*Excerpted passage*.
»»
CausalVAE (Yang et al., 2021) assigned the SCM directly on the latent variables, while built upon iVAE (Khemakhem et al., 2020), it adopted a conditional prior given the ground-truth factors so was also limited to a fully supervised setting.

GraphVAE (He et al., 2018) generalized the chain-structured latent space proposed in Ladder VAE (Sønderby et al., 2016) and imposed an SCM into the latent space of VAE.The motivation behind GraphVAE is to improve the expressive capacity of VAE rather than to disentangle the underlying causal factors as ours. Purely from observational data and without any supervision on the underlying factors, the impossibility result from Locatello et al. (2019) indicated that a VAE model cannot identify the true factors. Therefore, the representations learned by GraphVAE were not guaranteed to disentangle the generative factors, and consequently the learned SCM did not reflect the true causal structure in principle. Moreover, their adopted VAE loss (ELBO) required an explicit form of KL divergence between the prior and the posterior, which limited the model choice for the SCM. Specifically, GraphVAE used an additive noise model with Gaussian noises. In contrast, our method does not require the distribution induced by the SCM to be explicitly expressed and in principle allows any SCMs that can be reparametrized as a generative model (i.e., given the exogenous noises, one can generate all the variables by ancestral sampling). For comparison, in our experiments, we include a baseline which extends the original GraphVAE method to incorporate the same amount of supervision as ours.
««
*Entries supplied*.
»»
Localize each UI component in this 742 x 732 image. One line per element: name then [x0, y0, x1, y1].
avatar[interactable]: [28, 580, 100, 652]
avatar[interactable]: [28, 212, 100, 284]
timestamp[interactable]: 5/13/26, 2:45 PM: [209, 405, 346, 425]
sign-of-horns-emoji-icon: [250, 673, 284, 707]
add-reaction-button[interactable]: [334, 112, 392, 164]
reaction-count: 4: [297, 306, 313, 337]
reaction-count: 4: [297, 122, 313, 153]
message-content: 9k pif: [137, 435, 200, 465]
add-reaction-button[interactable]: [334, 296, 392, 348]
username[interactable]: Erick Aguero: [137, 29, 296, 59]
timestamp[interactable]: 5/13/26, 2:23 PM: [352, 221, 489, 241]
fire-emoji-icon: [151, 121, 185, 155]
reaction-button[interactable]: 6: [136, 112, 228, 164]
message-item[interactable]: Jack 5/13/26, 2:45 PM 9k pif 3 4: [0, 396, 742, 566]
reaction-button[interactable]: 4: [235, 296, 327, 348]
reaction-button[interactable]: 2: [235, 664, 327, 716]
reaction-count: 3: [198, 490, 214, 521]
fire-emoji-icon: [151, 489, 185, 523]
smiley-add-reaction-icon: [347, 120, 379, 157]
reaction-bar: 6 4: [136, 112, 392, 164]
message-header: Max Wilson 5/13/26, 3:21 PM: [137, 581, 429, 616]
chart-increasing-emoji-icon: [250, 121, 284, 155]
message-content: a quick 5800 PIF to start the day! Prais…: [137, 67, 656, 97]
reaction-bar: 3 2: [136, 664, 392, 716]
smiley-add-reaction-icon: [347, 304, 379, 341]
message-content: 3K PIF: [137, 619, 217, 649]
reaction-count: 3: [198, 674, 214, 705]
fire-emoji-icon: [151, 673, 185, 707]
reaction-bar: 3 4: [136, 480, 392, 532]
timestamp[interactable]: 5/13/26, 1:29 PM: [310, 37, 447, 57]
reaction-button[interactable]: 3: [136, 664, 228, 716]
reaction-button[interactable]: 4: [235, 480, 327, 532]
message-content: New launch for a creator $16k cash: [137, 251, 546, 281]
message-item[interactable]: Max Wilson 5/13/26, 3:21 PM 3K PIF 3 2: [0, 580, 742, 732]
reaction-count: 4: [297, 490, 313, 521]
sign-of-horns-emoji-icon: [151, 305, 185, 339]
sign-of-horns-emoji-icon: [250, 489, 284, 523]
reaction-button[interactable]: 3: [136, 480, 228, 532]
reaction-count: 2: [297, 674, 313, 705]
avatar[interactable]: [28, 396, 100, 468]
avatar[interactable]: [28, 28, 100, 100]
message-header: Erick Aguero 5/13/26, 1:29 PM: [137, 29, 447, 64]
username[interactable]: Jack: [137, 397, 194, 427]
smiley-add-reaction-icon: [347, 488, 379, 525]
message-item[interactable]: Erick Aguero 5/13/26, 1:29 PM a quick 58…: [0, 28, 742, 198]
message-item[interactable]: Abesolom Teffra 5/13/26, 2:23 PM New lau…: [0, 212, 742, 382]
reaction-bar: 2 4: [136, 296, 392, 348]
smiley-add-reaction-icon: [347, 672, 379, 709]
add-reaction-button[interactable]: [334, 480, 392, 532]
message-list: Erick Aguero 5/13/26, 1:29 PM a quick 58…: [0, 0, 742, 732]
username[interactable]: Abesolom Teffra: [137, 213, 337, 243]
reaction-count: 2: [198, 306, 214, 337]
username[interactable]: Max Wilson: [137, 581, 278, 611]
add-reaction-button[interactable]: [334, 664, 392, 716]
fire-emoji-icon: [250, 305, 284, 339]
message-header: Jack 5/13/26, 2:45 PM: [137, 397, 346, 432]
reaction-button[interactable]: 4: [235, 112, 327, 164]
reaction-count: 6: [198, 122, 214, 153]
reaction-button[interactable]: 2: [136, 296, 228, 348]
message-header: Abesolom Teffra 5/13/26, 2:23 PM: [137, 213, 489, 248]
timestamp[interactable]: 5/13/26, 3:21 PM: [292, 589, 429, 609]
««
*What the task asks*.
Please copy the passage on CausalVAE and GraphVAE above in full, word for word.

*Exercise answer*.
CausalVAE (Yang et al., 2021) assigned the SCM directly on the latent variables, while built upon iVAE (Khemakhem et al., 2020), it adopted a conditional prior given the ground-truth factors so was also limited to a fully supervised setting.

GraphVAE (He et al., 2018) generalized the chain-structured latent space proposed in Ladder VAE (Sønderby et al., 2016) and imposed an SCM into the latent space of VAE.The motivation behind GraphVAE is to improve the expressive capacity of VAE rather than to disentangle the underlying causal factors as ours. Purely from observational data and without any supervision on the underlying factors, the impossibility result from Locatello et al. (2019) indicated that a VAE model cannot identify the true factors. Therefore, the representations learned by GraphVAE were not guaranteed to disentangle the generative factors, and consequently the learned SCM did not reflect the true causal structure in principle. Moreover, their adopted VAE loss (ELBO) required an explicit form of KL divergence between the prior and the posterior, which limited the model choice for the SCM. Specifically, GraphVAE used an additive noise model with Gaussian noises. In contrast, our method does not require the distribution induced by the SCM to be explicitly expressed and in principle allows any SCMs that can be reparametrized as a generative model (i.e., given the exogenous noises, one can generate all the variables by ancestral sampling). For comparison, in our experiments, we include a baseline which extends the original GraphVAE method to incorporate the same amount of supervision as ours.